• _WORK REQUIRED_
Write each record again exactly as it stands.
────
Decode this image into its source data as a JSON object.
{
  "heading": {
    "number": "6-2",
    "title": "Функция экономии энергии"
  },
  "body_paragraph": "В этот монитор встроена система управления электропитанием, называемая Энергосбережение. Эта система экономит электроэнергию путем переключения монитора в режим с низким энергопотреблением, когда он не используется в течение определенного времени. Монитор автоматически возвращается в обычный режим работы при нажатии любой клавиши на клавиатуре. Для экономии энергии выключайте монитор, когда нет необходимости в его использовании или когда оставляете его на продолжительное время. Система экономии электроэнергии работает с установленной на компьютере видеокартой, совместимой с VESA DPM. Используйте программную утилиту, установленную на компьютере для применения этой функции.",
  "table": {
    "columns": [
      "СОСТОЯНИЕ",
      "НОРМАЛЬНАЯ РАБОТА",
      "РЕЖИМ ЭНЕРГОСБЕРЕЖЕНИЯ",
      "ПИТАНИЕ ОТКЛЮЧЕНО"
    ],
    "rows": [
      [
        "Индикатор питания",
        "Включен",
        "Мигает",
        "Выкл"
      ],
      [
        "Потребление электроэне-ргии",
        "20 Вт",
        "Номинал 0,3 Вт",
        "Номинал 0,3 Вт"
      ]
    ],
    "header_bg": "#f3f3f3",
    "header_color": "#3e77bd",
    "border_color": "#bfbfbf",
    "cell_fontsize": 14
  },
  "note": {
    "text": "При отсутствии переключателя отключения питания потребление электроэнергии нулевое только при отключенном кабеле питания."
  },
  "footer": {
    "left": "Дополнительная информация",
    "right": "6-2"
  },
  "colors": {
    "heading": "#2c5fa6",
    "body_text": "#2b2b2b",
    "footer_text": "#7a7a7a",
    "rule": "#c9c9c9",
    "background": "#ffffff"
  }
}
────
• _TASK RESPONSE_
Decode this image into its source data as a JSON object.
{
  "heading": {
    "number": "6-2",
    "title": "Функция экономии энергии"
  },
  "body_paragraph": "В этот монитор встроена система управления электропитанием, называемая Энергосбережение. Эта система экономит электроэнергию путем переключения монитора в режим с низким энергопотреблением, когда он не используется в течение определенного времени. Монитор автоматически возвращается в обычный режим работы при нажатии любой клавиши на клавиатуре. Для экономии энергии выключайте монитор, когда нет необходимости в его использовании или когда оставляете его на продолжительное время. Система экономии электроэнергии работает с установленной на компьютере видеокартой, совместимой с VESA DPM. Используйте программную утилиту, установленную на компьютере для применения этой функции.",
  "table": {
    "columns": [
      "СОСТОЯНИЕ",
      "НОРМАЛЬНАЯ РАБОТА",
      "РЕЖИМ ЭНЕРГОСБЕРЕЖЕНИЯ",
      "ПИТАНИЕ ОТКЛЮЧЕНО"
    ],
    "rows": [
      [
        "Индикатор питания",
        "Включен",
        "Мигает",
        "Выкл"
      ],
      [
        "Потребление электроэне-ргии",
        "20 Вт",
        "Номинал 0,3 Вт",
        "Номинал 0,3 Вт"
      ]
    ],
    "header_bg": "#f3f3f3",
    "header_color": "#3e77bd",
    "border_color": "#bfbfbf",
    "cell_fontsize": 14
  },
  "note": {
    "text": "При отсутствии переключателя отключения питания потребление электроэнергии нулевое только при отключенном кабеле питания."
  },
  "footer": {
    "left": "Дополнительная информация",
    "right": "6-2"
  },
  "colors": {
    "heading": "#2c5fa6",
    "body_text": "#2b2b2b",
    "footer_text": "#7a7a7a",
    "rule": "#c9c9c9",
    "background": "#ffffff"
  }
}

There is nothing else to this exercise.